## DESCRIPTION OF THE TASK
Pick out the lines below that include the string "Interrupts".

## Stored entries
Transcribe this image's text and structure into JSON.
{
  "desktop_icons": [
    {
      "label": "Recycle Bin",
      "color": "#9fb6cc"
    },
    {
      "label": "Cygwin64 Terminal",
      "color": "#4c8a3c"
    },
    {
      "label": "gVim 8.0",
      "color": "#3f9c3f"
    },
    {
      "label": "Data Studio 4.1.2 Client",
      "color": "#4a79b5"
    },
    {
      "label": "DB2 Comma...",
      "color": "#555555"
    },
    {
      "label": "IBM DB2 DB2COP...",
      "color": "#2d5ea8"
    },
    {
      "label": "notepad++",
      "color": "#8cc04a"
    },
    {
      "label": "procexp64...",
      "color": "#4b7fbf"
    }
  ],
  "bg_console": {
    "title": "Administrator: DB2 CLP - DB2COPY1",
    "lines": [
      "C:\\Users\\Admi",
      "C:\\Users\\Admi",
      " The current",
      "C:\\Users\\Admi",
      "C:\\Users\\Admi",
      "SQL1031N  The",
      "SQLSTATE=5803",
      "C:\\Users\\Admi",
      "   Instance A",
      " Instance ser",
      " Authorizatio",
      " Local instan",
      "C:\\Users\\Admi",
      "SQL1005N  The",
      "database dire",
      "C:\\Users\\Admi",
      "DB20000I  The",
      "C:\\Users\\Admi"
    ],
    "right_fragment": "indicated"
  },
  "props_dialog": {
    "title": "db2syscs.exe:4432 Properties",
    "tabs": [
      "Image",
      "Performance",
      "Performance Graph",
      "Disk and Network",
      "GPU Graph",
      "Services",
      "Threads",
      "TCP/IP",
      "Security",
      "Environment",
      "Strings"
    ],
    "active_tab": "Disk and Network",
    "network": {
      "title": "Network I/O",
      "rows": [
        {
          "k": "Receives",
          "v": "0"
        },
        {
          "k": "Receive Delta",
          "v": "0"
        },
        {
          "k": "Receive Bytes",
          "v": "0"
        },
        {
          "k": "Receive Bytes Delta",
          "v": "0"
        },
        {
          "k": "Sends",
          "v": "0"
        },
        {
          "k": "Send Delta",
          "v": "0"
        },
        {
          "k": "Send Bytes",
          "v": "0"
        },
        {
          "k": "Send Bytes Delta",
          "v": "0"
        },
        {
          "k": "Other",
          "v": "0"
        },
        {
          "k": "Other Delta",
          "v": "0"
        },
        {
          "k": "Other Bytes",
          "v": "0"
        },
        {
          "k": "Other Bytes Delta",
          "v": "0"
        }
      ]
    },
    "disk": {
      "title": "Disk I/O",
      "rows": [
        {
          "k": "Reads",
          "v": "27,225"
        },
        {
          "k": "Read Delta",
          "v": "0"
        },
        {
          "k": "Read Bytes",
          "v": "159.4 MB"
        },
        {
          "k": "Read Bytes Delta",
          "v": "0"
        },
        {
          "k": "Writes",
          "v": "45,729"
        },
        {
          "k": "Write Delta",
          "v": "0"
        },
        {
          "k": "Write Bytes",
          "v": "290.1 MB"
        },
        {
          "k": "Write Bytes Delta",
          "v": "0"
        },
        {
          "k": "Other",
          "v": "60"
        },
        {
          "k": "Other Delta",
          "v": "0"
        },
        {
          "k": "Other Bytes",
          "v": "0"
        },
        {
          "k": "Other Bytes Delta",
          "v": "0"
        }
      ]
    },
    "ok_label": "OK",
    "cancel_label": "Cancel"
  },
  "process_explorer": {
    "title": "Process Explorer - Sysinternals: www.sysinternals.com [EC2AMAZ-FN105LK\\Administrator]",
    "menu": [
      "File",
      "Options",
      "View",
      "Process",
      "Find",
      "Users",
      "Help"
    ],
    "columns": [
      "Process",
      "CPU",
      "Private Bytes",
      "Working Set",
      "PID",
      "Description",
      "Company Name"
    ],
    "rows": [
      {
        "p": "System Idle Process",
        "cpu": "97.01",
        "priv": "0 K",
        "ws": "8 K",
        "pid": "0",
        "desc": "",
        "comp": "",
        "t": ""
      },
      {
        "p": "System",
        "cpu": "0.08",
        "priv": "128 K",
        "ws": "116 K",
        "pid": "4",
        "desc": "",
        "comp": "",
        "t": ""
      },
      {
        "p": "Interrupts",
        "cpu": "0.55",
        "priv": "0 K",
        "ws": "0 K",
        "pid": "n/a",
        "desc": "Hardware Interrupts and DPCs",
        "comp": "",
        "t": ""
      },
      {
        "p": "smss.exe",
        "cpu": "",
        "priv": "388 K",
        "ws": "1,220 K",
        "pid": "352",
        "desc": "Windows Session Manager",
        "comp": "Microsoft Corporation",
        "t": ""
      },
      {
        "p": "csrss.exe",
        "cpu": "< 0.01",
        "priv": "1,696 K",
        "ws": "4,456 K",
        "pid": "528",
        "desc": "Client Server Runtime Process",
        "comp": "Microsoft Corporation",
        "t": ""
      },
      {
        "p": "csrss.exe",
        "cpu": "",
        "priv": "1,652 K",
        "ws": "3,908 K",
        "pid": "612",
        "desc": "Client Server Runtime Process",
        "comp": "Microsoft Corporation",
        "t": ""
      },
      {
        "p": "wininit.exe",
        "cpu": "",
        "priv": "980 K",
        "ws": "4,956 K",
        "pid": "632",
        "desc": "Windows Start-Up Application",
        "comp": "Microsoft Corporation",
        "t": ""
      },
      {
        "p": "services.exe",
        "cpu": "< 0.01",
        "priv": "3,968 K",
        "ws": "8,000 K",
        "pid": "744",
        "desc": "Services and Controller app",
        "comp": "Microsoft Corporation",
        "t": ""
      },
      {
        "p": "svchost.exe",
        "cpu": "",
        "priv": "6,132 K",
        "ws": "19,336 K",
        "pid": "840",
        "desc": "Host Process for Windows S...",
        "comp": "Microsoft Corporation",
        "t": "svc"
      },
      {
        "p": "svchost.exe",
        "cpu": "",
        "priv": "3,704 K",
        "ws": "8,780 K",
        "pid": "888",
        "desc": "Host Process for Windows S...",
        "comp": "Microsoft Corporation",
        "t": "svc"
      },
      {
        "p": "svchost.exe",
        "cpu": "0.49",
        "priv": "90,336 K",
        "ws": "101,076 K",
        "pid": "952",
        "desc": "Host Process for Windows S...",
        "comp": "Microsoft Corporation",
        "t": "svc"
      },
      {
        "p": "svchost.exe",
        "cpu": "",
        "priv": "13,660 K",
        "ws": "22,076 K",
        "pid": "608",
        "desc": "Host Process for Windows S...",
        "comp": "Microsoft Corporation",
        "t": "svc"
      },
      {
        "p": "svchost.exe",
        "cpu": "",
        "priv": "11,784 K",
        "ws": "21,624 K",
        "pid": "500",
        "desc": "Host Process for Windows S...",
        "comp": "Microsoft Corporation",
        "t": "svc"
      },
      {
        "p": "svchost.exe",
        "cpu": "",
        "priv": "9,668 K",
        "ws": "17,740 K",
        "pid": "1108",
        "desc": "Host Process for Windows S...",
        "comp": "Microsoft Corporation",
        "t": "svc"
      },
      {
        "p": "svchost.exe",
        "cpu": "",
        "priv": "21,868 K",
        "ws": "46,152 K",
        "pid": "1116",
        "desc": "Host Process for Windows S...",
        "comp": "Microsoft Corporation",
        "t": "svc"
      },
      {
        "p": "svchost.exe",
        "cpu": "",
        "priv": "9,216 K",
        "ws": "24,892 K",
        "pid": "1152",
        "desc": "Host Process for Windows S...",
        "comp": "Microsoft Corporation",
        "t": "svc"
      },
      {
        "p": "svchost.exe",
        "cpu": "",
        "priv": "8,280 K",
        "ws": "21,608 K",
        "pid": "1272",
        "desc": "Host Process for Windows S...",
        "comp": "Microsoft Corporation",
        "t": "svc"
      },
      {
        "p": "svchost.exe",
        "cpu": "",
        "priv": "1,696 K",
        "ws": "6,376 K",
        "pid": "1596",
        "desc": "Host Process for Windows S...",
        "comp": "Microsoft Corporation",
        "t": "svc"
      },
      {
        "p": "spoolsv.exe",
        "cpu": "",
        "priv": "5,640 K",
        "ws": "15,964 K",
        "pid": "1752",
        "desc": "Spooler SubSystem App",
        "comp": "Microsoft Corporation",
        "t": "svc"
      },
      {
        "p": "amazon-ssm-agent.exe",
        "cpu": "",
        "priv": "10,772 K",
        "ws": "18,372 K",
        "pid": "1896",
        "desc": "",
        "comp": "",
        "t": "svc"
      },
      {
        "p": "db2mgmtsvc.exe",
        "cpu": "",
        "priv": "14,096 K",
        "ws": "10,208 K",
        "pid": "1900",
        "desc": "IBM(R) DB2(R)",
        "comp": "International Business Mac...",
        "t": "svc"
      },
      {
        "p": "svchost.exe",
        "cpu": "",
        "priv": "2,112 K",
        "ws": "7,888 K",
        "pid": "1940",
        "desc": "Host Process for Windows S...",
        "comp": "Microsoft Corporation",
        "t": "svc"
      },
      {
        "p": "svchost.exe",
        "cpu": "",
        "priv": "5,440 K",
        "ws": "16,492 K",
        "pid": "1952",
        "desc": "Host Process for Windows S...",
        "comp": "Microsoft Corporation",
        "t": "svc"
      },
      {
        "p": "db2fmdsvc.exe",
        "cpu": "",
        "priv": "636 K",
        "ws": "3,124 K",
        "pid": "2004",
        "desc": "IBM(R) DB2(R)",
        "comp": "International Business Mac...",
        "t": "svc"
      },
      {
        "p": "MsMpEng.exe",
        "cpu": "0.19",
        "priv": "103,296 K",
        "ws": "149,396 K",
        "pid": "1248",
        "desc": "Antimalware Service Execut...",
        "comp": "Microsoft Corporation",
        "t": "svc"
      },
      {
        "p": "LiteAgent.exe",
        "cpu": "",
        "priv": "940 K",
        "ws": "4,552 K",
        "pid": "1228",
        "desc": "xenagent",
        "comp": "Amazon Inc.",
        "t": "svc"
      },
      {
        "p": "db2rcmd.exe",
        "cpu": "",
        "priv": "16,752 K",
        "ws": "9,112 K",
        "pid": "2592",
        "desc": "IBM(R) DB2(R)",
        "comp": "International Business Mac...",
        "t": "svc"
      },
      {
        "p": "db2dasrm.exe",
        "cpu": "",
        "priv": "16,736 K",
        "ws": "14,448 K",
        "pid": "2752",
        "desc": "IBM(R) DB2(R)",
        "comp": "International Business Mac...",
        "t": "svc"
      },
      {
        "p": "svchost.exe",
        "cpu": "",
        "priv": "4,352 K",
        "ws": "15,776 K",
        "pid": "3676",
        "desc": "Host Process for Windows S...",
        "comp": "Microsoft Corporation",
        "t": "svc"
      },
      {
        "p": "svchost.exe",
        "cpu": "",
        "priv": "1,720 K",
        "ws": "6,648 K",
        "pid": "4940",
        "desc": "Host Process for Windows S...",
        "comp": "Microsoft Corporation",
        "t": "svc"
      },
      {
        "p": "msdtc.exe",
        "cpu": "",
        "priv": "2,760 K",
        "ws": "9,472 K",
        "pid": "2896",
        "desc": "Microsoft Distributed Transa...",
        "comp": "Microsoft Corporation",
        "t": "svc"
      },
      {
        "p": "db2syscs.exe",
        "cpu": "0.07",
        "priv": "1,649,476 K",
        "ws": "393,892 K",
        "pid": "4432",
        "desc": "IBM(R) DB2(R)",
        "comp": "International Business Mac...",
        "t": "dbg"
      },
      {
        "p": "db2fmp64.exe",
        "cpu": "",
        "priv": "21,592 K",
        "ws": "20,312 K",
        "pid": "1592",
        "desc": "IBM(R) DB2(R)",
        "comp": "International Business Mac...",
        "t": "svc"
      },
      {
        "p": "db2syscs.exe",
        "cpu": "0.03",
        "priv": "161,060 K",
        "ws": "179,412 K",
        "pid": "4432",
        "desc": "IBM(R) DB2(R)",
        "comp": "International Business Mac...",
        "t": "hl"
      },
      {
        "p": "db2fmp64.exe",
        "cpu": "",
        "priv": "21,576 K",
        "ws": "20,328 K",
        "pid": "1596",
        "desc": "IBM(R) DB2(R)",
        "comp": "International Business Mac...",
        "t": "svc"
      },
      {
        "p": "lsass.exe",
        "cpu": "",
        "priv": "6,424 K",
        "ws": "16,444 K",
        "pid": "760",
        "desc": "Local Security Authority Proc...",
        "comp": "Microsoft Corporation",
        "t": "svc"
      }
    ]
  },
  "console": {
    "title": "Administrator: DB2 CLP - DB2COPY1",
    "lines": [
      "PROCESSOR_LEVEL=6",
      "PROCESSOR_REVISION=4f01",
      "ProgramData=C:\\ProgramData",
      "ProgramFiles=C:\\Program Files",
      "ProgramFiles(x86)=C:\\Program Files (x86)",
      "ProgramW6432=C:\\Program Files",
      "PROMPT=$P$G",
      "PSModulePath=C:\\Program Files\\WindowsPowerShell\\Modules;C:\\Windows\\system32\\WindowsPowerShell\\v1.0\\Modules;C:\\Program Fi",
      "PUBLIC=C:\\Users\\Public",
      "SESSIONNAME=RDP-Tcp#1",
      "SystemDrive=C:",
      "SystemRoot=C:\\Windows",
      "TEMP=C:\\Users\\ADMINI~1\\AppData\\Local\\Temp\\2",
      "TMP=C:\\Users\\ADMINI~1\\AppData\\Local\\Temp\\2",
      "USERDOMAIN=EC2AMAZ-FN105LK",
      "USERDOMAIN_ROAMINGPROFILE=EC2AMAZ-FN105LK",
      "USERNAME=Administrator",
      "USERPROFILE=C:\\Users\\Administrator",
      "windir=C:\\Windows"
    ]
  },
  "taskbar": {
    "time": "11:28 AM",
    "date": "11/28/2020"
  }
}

## CORRECT RESPONSE
        "p": "Interrupts",
        "desc": "Hardware Interrupts and DPCs",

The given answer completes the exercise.